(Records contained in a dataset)

↓

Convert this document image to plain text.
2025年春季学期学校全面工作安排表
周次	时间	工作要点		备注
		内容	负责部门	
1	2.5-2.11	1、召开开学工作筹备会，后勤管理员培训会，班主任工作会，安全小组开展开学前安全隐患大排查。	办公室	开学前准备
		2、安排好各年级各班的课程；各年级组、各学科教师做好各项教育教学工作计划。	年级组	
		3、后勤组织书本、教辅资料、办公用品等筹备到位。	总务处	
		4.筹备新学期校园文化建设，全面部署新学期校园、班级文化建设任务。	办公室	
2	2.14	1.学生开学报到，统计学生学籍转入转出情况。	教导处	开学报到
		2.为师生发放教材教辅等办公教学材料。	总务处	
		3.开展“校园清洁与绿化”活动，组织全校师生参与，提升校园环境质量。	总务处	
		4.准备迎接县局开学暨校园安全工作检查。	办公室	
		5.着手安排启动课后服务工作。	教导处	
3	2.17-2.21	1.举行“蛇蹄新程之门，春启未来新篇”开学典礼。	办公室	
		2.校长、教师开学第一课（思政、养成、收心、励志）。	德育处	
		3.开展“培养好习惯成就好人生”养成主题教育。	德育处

↑

Restate the records, all of them, precisely as written.

Result below:
Convert this document image to plain text.
2025年春季学期学校全面工作安排表
周次	时间	工作要点		备注
		内容	负责部门	
1	2.5-2.11	1、召开开学工作筹备会，后勤管理员培训会，班主任工作会，安全小组开展开学前安全隐患大排查。	办公室	开学前准备
		2、安排好各年级各班的课程；各年级组、各学科教师做好各项教育教学工作计划。	年级组	
		3、后勤组织书本、教辅资料、办公用品等筹备到位。	总务处	
		4.筹备新学期校园文化建设，全面部署新学期校园、班级文化建设任务。	办公室	
2	2.14	1.学生开学报到，统计学生学籍转入转出情况。	教导处	开学报到
		2.为师生发放教材教辅等办公教学材料。	总务处	
		3.开展“校园清洁与绿化”活动，组织全校师生参与，提升校园环境质量。	总务处	
		4.准备迎接县局开学暨校园安全工作检查。	办公室	
		5.着手安排启动课后服务工作。	教导处	
3	2.17-2.21	1.举行“蛇蹄新程之门，春启未来新篇”开学典礼。	办公室	
		2.校长、教师开学第一课（思政、养成、收心、励志）。	德育处	
		3.开展“培养好习惯成就好人生”养成主题教育。	德育处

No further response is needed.